— begin Supplied records —
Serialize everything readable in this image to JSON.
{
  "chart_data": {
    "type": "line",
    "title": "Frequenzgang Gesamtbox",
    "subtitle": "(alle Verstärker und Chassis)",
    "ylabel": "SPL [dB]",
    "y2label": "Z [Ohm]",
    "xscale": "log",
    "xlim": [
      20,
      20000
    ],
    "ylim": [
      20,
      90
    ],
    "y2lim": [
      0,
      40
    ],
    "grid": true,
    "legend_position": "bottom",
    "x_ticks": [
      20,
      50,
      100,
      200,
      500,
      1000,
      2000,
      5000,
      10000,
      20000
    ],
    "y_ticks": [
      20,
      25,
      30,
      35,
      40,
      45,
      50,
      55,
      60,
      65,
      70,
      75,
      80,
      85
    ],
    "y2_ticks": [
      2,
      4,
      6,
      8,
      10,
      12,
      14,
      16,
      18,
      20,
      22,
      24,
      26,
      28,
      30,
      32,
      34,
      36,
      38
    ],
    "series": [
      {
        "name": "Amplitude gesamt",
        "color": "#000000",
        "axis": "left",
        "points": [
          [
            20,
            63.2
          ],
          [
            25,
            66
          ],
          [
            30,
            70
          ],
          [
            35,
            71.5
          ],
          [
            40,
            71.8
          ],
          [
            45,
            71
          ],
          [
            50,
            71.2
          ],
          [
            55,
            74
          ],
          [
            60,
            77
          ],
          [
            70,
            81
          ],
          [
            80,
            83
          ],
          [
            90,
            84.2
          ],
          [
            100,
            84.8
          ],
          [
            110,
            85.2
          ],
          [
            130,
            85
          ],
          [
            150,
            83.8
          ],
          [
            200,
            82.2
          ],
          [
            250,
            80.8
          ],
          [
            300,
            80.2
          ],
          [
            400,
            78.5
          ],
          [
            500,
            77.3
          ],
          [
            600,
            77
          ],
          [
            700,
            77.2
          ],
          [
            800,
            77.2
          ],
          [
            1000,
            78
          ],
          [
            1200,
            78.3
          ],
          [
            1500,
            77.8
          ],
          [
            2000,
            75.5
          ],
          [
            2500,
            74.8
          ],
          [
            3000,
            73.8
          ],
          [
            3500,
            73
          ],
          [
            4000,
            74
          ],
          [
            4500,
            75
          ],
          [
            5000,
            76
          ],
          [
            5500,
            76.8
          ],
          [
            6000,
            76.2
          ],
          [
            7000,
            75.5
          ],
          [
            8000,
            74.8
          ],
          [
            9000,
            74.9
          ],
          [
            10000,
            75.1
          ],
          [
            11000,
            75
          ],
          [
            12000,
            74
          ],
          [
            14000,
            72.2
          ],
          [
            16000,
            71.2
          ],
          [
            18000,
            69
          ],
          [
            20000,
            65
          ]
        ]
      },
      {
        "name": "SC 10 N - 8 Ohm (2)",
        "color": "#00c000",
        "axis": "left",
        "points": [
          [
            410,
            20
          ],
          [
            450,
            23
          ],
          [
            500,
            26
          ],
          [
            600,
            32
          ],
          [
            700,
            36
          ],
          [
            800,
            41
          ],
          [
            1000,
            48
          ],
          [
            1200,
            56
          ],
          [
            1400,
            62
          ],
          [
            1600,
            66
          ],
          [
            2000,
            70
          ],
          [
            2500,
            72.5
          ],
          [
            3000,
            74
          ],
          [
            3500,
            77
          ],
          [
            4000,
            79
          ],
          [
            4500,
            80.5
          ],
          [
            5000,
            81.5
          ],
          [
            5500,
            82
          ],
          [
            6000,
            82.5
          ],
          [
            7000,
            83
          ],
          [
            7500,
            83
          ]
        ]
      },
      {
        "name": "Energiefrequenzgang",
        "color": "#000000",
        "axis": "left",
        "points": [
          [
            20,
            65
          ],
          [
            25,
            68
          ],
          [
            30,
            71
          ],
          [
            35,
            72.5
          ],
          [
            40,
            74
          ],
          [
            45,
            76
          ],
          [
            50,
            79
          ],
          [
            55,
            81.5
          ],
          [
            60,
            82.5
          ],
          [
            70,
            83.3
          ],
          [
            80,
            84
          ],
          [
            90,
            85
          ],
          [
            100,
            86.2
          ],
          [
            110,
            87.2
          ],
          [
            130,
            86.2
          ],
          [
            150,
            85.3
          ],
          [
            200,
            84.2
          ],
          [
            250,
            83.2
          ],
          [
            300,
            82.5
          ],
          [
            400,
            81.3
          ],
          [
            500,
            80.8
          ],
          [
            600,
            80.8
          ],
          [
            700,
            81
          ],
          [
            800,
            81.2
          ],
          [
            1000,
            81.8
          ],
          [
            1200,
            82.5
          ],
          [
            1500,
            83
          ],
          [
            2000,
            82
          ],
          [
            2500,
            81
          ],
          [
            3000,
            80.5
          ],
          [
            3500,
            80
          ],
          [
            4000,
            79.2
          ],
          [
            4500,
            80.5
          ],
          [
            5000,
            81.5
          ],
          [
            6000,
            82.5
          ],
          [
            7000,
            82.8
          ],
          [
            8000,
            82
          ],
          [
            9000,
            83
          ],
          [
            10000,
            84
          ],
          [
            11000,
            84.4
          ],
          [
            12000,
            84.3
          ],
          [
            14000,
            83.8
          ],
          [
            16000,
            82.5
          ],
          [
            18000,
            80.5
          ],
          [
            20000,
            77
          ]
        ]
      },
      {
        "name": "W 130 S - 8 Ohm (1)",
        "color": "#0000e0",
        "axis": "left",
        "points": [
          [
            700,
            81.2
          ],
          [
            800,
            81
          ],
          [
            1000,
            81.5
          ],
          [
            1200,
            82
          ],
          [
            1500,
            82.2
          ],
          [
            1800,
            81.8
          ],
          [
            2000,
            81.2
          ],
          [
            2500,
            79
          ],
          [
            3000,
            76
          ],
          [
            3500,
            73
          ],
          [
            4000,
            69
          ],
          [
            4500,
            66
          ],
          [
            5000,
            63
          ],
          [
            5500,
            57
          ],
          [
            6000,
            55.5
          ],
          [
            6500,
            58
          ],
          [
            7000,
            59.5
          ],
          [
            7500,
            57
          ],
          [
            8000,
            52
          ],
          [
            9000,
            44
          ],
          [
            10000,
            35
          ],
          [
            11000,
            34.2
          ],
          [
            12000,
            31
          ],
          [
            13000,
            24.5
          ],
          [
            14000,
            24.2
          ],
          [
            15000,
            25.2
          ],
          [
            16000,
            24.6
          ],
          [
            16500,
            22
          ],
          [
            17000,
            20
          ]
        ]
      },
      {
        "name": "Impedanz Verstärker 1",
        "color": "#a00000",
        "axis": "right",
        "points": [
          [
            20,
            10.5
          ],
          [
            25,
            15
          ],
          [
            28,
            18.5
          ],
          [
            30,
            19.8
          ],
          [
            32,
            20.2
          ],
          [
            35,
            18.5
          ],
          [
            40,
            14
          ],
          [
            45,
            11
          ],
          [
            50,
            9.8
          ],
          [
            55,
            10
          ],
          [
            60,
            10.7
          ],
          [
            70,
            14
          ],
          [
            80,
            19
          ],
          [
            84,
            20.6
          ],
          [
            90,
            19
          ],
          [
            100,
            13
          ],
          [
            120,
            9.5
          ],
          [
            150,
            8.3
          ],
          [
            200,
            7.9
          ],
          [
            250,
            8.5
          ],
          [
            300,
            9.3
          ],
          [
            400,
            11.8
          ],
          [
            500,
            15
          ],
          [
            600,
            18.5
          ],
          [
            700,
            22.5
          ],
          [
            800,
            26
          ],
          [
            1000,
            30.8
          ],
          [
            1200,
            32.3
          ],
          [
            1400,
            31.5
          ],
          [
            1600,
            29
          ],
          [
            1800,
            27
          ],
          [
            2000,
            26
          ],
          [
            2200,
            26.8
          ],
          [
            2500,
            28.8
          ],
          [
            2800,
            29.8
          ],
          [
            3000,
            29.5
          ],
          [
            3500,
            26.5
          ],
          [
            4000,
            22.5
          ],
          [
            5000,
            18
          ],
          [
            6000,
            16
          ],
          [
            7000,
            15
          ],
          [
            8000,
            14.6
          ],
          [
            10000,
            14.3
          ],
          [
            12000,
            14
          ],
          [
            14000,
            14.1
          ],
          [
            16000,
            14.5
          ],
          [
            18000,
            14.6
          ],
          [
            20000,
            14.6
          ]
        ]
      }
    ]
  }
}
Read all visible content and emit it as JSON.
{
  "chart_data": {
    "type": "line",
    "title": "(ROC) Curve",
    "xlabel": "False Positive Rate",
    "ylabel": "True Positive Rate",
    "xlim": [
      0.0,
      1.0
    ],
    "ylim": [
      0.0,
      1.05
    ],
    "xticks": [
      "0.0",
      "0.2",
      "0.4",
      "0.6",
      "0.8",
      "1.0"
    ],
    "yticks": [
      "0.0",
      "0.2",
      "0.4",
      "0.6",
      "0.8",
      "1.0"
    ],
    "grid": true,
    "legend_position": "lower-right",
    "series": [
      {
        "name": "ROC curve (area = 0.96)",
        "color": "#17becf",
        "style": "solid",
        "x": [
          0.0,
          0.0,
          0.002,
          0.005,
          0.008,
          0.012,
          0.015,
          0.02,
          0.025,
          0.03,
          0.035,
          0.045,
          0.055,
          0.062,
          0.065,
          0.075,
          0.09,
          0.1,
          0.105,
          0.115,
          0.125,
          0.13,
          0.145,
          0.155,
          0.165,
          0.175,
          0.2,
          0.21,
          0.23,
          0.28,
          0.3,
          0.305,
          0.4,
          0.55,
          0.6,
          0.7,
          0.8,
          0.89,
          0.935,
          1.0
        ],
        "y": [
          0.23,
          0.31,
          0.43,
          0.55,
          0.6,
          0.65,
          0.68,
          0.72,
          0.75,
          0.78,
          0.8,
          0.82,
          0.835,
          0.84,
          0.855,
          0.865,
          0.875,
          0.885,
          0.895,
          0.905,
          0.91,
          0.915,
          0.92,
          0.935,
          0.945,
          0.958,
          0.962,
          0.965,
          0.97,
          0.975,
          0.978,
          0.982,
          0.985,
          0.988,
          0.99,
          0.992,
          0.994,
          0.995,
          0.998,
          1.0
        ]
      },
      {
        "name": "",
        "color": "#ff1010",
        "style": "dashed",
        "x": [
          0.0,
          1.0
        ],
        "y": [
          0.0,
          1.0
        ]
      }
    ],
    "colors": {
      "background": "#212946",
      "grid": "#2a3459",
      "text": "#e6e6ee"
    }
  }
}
— end Supplied records —
Directions: Track down the lines that include the word "name" and copy them.

Solution:
        "name": "Amplitude gesamt",
        "name": "SC 10 N - 8 Ohm (2)",
        "name": "Energiefrequenzgang",
        "name": "W 130 S - 8 Ohm (1)",
        "name": "Impedanz Verstärker 1",
        "name": "ROC curve (area = 0.96)",
        "name": "",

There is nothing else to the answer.